> **Exercise objective**: Using the entries below, quote exactly the span of lines that begins with the line containing "Transcribe this image's" and ends with the final line.

> **Dataset entries**:
--
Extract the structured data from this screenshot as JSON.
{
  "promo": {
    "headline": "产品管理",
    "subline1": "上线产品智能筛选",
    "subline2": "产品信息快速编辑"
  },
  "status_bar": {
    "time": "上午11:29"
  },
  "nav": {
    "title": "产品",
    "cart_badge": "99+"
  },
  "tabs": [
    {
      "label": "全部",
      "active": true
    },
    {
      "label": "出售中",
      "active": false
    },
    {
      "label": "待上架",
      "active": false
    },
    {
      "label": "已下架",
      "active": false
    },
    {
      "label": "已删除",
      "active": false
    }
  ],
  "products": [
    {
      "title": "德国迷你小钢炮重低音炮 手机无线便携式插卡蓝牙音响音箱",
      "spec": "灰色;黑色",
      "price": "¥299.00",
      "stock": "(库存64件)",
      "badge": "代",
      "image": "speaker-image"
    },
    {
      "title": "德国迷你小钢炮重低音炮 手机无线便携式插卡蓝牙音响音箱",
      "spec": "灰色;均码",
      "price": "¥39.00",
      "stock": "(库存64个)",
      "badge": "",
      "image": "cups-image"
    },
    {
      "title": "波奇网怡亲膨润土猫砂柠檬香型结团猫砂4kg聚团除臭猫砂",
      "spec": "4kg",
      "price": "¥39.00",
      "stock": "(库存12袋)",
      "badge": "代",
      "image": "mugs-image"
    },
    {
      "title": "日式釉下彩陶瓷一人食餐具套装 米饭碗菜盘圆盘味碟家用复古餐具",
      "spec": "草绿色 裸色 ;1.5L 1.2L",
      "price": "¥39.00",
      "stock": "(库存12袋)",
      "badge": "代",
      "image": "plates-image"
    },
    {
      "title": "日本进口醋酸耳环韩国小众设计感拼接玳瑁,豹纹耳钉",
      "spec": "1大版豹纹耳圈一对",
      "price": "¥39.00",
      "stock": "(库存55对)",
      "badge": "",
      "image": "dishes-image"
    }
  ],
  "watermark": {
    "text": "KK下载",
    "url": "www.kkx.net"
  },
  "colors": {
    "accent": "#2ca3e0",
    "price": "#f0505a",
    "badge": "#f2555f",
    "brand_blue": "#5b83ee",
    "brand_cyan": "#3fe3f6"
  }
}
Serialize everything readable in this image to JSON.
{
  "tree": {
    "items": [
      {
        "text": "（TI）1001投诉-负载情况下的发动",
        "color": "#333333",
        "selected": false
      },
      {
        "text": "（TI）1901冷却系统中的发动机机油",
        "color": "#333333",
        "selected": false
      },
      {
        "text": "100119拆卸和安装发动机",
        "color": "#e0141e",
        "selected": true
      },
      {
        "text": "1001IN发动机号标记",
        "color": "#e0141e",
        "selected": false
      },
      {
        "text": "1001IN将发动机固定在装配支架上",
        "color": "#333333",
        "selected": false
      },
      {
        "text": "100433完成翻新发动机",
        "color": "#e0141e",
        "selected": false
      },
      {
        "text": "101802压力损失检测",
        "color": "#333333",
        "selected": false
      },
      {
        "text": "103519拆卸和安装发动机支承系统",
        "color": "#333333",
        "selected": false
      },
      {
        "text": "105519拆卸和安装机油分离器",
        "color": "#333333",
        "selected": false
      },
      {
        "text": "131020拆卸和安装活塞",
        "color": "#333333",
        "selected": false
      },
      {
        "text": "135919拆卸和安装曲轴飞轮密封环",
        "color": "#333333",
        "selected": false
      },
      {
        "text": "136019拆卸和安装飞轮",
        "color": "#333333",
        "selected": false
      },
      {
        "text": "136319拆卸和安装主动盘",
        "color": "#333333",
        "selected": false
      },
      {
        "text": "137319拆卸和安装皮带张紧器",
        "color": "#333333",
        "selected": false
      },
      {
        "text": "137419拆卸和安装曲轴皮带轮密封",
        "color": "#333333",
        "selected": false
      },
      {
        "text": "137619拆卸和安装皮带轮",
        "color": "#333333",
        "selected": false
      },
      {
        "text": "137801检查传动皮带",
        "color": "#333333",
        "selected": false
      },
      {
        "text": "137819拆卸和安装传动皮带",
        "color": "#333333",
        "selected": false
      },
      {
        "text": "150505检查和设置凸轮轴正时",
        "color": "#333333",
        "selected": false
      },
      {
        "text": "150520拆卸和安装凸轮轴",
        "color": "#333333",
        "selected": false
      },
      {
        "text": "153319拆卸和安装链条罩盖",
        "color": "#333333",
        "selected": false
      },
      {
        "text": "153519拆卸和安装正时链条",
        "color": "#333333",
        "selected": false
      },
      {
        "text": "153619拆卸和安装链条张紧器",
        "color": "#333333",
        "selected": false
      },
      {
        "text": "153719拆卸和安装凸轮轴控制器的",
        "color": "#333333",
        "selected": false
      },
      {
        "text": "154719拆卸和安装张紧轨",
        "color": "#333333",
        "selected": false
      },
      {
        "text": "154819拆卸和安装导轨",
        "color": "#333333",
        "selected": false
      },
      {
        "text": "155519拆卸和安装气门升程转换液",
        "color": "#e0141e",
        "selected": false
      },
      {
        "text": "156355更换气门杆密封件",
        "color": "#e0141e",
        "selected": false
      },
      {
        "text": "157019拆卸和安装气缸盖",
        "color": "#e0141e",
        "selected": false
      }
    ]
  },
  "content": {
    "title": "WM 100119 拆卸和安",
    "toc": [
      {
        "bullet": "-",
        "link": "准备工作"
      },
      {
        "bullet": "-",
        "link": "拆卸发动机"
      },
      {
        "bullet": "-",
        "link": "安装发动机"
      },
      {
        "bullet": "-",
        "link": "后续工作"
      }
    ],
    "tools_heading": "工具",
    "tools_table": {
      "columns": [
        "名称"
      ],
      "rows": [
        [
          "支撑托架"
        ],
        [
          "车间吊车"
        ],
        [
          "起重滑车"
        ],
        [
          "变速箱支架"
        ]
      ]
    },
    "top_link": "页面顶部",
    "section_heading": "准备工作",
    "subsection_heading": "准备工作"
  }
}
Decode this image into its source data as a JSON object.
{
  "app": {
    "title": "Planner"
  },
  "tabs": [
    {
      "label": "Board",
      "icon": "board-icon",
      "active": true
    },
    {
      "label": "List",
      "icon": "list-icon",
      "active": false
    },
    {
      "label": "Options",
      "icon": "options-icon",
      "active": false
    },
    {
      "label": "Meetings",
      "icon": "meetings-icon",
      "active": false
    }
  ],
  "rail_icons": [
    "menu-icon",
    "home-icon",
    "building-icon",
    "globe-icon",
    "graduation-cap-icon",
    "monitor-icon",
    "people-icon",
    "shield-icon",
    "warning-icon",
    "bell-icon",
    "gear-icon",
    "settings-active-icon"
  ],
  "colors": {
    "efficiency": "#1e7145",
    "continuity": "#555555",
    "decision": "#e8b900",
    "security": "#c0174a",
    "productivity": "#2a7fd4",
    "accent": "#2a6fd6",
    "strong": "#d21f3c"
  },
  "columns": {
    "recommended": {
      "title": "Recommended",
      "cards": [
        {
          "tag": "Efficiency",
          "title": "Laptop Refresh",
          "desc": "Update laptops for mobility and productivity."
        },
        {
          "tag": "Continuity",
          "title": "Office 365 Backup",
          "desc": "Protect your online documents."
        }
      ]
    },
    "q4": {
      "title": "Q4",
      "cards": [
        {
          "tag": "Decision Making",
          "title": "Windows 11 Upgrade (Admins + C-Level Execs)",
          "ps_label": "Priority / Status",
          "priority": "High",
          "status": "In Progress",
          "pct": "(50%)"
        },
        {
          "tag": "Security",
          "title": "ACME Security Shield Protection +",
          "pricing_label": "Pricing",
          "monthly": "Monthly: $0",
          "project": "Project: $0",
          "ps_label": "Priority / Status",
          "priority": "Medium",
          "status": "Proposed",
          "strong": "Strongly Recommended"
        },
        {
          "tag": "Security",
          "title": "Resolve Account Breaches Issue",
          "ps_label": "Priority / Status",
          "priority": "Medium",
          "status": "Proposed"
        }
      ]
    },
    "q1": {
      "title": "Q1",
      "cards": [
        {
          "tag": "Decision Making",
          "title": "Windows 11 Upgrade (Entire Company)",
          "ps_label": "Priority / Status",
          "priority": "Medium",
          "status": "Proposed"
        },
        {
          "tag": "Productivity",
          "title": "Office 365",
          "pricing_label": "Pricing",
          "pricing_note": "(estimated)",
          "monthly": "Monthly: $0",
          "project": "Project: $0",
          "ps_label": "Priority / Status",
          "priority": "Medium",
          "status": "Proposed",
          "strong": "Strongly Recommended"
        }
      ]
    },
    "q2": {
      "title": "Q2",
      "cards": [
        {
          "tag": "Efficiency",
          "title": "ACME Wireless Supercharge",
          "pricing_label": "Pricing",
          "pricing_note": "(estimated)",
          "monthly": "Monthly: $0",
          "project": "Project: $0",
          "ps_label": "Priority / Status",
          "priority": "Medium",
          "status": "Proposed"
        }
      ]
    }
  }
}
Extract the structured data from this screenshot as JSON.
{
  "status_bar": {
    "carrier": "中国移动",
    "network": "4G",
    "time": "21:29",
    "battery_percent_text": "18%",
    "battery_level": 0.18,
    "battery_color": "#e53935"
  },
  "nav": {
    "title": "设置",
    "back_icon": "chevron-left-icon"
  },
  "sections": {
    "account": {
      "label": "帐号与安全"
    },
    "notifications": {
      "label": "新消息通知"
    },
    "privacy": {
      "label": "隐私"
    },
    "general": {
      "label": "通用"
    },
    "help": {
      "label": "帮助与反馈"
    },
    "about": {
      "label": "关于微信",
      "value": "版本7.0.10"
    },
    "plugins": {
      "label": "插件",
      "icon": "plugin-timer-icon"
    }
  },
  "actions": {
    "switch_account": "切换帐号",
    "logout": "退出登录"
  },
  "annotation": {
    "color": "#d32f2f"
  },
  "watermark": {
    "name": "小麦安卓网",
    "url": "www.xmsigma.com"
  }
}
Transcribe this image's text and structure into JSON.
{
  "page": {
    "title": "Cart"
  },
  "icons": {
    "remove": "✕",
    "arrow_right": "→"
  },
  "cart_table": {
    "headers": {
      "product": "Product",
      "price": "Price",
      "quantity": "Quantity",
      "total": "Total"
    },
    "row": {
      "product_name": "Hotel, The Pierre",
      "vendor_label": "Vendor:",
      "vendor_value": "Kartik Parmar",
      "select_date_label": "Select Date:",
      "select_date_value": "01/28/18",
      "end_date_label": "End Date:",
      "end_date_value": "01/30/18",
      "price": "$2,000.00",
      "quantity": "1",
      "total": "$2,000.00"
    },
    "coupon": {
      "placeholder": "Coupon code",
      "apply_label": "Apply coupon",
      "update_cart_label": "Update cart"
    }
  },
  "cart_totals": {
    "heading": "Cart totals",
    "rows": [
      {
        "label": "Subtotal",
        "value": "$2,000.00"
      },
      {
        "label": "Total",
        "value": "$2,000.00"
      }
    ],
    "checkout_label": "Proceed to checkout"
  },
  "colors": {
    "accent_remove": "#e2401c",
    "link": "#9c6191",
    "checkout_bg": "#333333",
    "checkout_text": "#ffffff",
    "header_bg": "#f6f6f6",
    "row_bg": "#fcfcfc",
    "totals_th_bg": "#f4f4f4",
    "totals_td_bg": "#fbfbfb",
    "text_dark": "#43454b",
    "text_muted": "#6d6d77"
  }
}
--
> **Complete answer**:
Transcribe this image's text and structure into JSON.
{
  "page": {
    "title": "Cart"
  },
  "icons": {
    "remove": "✕",
    "arrow_right": "→"
  },
  "cart_table": {
    "headers": {
      "product": "Product",
      "price": "Price",
      "quantity": "Quantity",
      "total": "Total"
    },
    "row": {
      "product_name": "Hotel, The Pierre",
      "vendor_label": "Vendor:",
      "vendor_value": "Kartik Parmar",
      "select_date_label": "Select Date:",
      "select_date_value": "01/28/18",
      "end_date_label": "End Date:",
      "end_date_value": "01/30/18",
      "price": "$2,000.00",
      "quantity": "1",
      "total": "$2,000.00"
    },
    "coupon": {
      "placeholder": "Coupon code",
      "apply_label": "Apply coupon",
      "update_cart_label": "Update cart"
    }
  },
  "cart_totals": {
    "heading": "Cart totals",
    "rows": [
      {
        "label": "Subtotal",
        "value": "$2,000.00"
      },
      {
        "label": "Total",
        "value": "$2,000.00"
      }
    ],
    "checkout_label": "Proceed to checkout"
  },
  "colors": {
    "accent_remove": "#e2401c",
    "link": "#9c6191",
    "checkout_bg": "#333333",
    "checkout_text": "#ffffff",
    "header_bg": "#f6f6f6",
    "row_bg": "#fcfcfc",
    "totals_th_bg": "#f4f4f4",
    "totals_td_bg": "#fbfbfb",
    "text_dark": "#43454b",
    "text_muted": "#6d6d77"
  }
}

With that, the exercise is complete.